* _Aim_:
Each line containing the word "heading" needs to be copied.
:: Stored data ::
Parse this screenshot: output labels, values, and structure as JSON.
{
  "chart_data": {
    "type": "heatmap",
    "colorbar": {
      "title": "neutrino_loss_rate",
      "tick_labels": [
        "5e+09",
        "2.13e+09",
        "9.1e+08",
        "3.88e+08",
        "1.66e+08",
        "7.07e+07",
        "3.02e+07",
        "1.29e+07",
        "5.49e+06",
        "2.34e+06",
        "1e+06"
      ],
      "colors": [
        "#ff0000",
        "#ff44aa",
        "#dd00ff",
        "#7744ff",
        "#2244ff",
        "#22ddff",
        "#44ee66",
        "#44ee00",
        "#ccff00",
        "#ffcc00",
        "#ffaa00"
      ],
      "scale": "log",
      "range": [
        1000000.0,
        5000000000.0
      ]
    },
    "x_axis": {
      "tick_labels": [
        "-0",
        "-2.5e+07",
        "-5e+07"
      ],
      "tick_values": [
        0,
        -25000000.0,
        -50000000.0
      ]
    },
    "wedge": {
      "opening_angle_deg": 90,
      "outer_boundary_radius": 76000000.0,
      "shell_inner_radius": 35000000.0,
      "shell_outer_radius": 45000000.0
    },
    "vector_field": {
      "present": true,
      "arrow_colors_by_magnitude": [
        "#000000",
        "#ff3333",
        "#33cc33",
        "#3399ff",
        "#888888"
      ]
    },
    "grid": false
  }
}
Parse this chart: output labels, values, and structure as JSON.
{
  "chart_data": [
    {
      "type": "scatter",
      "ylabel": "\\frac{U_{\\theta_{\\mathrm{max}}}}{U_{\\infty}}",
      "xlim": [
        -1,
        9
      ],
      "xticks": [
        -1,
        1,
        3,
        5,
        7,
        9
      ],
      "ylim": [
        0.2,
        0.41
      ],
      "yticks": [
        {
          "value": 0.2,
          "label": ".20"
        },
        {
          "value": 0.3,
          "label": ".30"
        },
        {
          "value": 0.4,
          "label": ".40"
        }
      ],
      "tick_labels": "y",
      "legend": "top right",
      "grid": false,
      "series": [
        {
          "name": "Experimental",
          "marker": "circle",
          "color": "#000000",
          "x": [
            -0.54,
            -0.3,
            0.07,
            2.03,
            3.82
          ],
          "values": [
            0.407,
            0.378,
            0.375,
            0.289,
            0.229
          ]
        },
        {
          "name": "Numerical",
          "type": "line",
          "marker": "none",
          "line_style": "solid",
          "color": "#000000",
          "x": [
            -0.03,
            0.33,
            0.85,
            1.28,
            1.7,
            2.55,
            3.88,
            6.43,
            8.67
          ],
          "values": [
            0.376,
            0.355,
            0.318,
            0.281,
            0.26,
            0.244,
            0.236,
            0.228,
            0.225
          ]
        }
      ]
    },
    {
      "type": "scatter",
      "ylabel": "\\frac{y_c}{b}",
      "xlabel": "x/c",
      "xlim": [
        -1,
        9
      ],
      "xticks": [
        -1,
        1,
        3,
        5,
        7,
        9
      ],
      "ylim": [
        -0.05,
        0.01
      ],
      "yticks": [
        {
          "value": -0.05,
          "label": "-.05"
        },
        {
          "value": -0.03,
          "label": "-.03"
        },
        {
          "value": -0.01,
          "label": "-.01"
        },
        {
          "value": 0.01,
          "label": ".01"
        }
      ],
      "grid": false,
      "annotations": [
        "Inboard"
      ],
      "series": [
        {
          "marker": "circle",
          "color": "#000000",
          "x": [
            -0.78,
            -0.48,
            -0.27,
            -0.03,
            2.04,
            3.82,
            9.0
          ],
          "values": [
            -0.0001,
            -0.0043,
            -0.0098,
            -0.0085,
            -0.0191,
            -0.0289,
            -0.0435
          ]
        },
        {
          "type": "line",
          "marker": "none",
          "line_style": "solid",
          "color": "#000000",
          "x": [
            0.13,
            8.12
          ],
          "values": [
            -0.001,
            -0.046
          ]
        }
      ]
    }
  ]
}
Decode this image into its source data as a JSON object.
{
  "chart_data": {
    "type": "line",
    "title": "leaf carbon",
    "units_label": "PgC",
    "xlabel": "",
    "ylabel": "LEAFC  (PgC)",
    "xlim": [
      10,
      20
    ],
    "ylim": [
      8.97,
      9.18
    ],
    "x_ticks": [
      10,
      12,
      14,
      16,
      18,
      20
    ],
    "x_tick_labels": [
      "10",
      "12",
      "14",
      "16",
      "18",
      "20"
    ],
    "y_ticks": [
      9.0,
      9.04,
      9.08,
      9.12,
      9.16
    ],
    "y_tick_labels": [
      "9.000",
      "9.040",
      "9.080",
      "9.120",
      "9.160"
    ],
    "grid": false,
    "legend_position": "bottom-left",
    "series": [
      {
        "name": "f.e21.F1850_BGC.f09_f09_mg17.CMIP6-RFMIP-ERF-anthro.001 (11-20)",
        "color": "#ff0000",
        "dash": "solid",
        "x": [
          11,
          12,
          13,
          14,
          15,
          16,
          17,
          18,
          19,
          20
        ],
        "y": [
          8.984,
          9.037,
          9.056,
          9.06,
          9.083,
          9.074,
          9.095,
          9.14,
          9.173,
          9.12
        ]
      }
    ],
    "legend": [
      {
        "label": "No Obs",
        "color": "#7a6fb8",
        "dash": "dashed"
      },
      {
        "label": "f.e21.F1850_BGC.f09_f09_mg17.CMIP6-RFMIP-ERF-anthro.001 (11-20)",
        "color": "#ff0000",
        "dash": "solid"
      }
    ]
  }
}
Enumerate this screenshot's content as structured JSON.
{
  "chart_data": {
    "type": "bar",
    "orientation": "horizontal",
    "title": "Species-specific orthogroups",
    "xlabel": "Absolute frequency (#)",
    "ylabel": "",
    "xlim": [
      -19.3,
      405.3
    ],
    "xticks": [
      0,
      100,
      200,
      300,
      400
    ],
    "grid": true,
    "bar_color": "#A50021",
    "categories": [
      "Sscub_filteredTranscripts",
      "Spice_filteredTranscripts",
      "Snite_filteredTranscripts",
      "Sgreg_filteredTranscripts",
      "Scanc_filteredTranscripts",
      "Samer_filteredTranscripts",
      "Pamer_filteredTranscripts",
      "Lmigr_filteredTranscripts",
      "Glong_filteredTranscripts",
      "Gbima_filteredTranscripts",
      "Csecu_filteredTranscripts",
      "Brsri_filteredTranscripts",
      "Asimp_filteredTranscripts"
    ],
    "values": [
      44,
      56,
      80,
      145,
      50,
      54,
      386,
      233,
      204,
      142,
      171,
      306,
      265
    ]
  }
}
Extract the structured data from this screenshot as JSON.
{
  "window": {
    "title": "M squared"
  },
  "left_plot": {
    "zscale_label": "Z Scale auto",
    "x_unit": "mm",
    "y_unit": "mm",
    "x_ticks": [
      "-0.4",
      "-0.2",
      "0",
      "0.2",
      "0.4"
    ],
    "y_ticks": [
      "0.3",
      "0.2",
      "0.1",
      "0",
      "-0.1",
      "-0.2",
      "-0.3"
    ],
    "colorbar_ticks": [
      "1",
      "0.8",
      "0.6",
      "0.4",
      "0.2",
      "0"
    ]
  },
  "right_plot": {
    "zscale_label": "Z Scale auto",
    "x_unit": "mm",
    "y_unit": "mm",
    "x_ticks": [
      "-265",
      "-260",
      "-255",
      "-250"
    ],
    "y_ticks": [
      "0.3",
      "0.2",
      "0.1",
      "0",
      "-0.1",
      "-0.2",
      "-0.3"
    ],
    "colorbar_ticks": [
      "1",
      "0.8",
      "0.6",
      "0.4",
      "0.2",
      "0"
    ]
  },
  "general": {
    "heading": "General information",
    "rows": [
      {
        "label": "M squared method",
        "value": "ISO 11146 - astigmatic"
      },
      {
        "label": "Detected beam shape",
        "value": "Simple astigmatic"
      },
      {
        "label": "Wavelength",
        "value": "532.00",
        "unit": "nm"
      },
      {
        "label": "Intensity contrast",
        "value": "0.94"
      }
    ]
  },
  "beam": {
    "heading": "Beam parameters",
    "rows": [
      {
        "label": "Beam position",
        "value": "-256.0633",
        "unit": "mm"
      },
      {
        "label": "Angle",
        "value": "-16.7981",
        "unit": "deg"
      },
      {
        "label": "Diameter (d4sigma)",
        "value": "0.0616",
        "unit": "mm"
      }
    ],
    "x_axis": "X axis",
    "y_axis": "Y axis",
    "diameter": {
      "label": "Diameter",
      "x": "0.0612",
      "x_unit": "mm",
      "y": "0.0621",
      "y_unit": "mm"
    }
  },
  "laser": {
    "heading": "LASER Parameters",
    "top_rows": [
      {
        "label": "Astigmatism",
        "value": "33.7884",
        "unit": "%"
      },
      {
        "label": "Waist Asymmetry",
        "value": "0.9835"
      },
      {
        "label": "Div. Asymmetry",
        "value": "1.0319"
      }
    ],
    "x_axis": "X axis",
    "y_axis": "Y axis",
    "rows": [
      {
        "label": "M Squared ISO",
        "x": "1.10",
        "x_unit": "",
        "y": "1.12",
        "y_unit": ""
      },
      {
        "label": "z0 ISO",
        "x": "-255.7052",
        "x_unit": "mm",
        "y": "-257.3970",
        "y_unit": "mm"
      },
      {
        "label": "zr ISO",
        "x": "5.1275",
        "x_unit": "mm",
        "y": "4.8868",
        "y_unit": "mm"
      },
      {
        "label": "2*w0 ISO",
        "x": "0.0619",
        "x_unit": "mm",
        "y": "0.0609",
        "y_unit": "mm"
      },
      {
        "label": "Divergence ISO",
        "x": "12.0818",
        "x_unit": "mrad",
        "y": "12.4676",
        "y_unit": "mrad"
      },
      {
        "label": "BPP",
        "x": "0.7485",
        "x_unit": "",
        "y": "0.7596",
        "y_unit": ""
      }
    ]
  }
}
:::
* _Expected answer_:
    "heading": "General information",
    "heading": "Beam parameters",
    "heading": "LASER Parameters",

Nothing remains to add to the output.